## Begin SUPPLIED ENTRIES

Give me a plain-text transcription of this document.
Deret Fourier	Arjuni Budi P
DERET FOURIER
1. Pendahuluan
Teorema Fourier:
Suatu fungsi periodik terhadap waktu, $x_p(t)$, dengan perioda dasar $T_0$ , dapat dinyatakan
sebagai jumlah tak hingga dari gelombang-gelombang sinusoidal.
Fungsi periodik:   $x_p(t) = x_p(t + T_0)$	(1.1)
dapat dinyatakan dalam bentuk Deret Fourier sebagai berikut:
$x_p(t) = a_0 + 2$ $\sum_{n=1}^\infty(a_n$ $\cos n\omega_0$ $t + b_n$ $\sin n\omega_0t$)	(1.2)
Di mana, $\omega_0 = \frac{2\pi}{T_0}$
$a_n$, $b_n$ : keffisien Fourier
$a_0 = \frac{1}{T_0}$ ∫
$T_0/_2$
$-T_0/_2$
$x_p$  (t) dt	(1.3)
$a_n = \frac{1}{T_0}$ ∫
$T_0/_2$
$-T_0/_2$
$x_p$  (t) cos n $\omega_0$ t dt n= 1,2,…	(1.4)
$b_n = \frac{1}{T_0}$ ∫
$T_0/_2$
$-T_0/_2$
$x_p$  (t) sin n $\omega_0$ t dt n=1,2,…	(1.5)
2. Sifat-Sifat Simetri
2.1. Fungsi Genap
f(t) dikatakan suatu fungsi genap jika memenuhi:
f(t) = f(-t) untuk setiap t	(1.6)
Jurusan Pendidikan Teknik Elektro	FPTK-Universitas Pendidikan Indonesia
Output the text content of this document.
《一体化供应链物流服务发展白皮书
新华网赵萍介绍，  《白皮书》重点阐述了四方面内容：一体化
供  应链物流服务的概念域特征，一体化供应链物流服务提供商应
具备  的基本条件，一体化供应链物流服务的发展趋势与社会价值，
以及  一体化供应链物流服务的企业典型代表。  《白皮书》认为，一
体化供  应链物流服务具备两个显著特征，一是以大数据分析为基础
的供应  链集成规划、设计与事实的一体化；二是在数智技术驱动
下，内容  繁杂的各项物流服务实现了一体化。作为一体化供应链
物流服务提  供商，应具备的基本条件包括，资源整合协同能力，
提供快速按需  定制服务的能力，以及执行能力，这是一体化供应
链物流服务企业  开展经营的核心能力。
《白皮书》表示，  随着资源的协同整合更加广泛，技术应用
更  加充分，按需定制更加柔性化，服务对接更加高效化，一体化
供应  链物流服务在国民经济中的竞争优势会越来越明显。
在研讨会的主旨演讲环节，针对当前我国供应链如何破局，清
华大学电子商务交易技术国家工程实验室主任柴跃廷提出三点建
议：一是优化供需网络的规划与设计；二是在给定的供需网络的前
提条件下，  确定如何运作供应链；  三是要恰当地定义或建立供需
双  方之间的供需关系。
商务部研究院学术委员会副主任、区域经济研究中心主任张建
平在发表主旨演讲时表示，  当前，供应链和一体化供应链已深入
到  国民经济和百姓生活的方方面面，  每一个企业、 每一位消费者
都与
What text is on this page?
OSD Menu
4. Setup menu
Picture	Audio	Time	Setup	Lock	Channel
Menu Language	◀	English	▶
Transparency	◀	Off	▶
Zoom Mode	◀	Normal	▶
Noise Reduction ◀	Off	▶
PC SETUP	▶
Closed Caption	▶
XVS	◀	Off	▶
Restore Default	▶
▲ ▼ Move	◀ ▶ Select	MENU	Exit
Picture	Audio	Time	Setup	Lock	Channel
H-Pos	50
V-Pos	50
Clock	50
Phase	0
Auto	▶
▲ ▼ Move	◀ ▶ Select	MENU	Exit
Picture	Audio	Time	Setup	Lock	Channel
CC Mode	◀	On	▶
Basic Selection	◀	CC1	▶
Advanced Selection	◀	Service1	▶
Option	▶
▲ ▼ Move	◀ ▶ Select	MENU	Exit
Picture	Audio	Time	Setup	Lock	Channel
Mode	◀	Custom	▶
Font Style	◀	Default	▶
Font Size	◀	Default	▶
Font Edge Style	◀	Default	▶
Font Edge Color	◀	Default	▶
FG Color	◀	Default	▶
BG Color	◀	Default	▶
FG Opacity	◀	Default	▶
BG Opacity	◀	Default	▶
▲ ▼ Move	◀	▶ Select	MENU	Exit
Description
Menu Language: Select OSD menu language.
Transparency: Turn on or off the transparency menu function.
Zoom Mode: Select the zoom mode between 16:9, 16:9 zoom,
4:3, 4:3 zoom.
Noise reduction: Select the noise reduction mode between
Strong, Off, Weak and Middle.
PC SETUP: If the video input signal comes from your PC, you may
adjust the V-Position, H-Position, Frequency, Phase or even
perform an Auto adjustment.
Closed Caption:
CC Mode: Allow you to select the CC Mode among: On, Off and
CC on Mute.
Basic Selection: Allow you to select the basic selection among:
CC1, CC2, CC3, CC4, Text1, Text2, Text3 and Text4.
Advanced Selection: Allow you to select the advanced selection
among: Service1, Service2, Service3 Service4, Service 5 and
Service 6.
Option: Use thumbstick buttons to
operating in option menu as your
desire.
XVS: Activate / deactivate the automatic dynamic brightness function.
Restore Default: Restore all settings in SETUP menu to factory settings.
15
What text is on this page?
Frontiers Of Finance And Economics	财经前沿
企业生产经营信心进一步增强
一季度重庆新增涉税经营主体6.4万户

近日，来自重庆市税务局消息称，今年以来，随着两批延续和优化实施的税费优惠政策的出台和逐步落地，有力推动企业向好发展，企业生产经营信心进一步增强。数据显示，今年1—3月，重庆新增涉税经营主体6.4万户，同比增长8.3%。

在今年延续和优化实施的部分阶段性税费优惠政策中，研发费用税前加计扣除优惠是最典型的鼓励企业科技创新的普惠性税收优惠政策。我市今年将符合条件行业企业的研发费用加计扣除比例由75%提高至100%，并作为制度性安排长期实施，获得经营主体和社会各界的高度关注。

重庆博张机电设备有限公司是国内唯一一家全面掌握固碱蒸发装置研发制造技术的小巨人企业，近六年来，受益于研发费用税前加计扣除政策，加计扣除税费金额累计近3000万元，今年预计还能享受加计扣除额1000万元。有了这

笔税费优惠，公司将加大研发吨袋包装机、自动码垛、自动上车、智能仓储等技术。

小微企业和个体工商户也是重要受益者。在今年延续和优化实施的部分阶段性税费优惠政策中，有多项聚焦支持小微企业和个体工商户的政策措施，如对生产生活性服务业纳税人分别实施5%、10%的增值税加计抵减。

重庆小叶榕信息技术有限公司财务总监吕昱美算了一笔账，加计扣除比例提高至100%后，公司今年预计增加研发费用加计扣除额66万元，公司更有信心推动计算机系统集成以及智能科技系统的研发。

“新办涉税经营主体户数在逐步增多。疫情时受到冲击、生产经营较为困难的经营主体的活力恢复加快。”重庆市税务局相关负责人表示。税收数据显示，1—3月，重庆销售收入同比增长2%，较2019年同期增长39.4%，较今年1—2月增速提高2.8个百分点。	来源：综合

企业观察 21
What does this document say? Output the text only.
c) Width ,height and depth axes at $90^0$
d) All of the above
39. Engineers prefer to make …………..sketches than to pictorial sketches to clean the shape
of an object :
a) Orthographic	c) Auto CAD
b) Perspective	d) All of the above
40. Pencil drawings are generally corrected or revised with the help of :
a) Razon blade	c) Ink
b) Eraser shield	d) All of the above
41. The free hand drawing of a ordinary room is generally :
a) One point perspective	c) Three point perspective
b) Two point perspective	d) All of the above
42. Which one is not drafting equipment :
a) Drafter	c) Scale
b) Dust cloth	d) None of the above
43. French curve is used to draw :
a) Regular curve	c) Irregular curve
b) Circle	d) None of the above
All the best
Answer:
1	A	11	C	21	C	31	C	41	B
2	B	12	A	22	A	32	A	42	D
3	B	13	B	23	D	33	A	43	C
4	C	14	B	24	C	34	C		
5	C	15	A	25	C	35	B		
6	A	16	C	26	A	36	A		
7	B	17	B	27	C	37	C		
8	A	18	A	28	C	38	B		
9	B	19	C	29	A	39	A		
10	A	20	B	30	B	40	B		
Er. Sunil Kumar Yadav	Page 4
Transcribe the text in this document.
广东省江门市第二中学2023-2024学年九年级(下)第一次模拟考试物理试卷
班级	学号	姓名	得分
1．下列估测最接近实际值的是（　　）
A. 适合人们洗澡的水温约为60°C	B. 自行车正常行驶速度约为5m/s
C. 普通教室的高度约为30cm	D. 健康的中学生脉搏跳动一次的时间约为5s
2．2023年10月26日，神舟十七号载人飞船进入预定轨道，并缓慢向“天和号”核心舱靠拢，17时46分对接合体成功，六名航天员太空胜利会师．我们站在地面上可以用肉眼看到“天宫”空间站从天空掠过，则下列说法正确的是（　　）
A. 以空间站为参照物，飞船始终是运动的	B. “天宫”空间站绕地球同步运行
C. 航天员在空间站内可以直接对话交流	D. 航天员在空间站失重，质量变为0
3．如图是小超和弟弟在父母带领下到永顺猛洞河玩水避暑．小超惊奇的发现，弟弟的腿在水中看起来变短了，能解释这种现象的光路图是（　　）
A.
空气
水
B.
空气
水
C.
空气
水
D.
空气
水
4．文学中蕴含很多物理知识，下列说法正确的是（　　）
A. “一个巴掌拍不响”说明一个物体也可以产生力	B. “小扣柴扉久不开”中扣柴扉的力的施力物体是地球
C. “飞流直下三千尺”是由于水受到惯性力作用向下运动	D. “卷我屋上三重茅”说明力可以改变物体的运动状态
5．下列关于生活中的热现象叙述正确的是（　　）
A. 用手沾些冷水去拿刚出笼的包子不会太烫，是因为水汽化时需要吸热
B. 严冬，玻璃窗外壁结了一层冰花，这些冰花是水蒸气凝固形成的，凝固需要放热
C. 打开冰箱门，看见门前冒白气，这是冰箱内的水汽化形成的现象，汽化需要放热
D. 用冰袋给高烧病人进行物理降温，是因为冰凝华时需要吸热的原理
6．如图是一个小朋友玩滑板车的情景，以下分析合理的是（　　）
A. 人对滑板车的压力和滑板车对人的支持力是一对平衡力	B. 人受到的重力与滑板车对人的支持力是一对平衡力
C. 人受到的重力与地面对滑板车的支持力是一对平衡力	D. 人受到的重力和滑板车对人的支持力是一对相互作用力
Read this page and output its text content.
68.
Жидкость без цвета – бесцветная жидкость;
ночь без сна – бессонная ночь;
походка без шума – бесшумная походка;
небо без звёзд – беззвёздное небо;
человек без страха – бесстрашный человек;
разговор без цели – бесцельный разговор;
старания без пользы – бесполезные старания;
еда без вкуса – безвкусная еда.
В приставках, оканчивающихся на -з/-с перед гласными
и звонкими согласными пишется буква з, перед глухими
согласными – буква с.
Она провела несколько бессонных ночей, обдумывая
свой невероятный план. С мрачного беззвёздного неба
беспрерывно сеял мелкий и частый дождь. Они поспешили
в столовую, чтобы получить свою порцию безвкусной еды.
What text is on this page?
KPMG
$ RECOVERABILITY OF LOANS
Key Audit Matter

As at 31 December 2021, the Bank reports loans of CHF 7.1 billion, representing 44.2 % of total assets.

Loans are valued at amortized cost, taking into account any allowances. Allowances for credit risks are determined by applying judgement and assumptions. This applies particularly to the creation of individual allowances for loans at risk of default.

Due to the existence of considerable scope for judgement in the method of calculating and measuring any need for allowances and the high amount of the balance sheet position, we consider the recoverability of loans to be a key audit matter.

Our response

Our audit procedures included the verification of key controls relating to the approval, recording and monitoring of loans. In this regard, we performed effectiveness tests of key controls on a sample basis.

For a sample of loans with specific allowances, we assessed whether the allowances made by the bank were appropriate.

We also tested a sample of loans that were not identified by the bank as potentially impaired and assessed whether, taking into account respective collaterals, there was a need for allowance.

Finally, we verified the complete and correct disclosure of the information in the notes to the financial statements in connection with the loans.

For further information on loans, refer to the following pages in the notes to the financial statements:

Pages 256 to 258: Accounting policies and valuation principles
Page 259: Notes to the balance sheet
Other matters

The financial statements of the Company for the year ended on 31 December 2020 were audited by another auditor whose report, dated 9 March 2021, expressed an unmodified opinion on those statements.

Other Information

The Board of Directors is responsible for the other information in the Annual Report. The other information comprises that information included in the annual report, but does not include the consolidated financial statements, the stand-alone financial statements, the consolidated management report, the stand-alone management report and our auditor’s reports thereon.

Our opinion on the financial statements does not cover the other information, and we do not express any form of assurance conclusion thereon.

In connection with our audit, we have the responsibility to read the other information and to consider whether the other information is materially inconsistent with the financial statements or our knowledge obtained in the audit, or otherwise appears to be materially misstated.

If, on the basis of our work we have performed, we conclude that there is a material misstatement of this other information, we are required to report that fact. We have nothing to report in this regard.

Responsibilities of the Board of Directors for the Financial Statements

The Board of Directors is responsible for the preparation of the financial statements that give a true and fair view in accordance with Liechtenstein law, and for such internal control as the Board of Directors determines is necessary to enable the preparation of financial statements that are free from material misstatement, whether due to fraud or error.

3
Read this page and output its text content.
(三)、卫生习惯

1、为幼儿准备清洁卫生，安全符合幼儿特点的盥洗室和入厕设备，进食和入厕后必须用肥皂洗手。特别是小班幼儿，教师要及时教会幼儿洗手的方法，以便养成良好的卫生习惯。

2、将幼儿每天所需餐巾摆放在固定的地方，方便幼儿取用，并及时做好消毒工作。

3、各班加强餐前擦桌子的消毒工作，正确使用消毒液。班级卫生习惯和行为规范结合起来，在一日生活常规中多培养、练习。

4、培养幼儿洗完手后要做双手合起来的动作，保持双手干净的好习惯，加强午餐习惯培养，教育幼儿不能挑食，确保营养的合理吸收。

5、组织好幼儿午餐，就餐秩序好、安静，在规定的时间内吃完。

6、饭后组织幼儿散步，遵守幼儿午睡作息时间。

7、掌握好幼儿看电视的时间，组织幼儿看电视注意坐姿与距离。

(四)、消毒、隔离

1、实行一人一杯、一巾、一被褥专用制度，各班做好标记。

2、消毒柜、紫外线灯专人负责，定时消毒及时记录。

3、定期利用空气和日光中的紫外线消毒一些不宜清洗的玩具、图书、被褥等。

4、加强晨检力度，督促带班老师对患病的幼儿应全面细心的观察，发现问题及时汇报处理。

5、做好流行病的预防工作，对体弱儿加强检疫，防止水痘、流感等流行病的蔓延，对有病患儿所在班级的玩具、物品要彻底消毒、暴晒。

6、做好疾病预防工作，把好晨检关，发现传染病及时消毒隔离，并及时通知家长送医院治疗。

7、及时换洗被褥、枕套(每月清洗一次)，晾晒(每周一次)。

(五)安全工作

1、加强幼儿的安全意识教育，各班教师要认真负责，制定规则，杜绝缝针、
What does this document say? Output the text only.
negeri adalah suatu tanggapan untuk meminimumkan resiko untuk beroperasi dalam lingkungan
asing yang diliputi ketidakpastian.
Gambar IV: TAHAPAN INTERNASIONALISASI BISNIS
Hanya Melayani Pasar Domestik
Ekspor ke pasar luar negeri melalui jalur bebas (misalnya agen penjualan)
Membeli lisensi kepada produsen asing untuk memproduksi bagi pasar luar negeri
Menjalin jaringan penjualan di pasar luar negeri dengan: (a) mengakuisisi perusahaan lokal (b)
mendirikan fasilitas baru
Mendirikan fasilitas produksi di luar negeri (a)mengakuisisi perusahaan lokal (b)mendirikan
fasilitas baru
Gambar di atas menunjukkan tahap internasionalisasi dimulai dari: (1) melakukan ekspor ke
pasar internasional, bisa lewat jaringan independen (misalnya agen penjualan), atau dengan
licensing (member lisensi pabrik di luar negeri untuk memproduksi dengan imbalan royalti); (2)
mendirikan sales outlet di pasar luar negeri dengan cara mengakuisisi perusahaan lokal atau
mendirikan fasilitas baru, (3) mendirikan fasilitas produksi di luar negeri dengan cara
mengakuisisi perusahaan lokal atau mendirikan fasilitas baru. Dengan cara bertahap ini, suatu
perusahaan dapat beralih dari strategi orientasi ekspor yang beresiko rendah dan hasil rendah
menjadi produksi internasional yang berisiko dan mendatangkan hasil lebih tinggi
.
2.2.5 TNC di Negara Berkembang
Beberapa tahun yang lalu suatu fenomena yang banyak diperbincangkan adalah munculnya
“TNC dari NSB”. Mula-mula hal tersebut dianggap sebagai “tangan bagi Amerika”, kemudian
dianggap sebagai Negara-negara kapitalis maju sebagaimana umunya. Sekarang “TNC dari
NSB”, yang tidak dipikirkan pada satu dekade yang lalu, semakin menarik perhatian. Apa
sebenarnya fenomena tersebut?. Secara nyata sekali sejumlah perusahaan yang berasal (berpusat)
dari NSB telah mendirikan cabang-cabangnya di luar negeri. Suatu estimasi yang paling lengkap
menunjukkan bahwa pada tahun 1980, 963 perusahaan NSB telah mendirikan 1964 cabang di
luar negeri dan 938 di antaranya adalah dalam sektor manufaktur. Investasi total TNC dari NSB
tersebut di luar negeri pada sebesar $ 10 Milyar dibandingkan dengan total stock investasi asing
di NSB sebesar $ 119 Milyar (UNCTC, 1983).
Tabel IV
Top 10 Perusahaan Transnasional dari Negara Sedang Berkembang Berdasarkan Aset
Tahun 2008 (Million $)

## End SUPPLIED ENTRIES

From the listing above, pick out each line where the word "that" appears.

** RESPONSE BELOW **
We also tested a sample of loans that were not identified by the bank as potentially impaired and assessed whether, taking into account respective collaterals, there was a need for allowance.
The Board of Directors is responsible for the other information in the Annual Report. The other information comprises that information included in the annual report, but does not include the consolidated financial statements, the stand-alone financial statements, the consolidated management report, the stand-alone management report and our auditor’s reports thereon.
If, on the basis of our work we have performed, we conclude that there is a material misstatement of this other information, we are required to report that fact. We have nothing to report in this regard.
The Board of Directors is responsible for the preparation of the financial statements that give a true and fair view in accordance with Liechtenstein law, and for such internal control as the Board of Directors determines is necessary to enable the preparation of financial statements that are free from material misstatement, whether due to fraud or error.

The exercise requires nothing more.